-- START OF Data listing --

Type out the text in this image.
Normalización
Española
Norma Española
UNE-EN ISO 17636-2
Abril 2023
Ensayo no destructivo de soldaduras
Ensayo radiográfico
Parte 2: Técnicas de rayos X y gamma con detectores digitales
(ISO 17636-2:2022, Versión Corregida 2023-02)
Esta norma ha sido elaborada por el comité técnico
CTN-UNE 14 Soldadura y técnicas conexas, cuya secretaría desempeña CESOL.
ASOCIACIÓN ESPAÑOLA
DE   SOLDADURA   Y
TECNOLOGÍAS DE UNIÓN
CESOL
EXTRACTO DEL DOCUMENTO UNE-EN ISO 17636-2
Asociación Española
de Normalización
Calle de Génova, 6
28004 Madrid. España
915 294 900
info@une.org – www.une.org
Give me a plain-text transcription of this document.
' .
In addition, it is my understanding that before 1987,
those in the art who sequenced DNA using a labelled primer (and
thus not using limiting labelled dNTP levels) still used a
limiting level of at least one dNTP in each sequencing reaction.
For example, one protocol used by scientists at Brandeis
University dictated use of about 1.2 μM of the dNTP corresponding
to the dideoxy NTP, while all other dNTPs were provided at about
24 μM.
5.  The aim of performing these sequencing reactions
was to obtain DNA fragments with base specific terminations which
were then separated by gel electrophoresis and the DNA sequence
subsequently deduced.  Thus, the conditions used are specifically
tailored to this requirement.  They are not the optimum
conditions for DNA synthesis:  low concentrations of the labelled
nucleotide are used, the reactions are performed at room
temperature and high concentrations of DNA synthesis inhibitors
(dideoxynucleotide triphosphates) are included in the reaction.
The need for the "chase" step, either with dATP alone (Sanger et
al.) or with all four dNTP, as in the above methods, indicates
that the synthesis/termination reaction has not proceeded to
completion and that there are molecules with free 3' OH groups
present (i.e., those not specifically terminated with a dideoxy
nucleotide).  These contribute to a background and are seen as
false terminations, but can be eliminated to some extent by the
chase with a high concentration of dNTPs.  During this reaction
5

-- END OF Data listing --

(Task prompt):
Search the listing for the word "about". Copy every line in which it occurs.

(Reply):
University dictated use of about 1.2 μM of the dNTP corresponding
to the dideoxy NTP, while all other dNTPs were provided at about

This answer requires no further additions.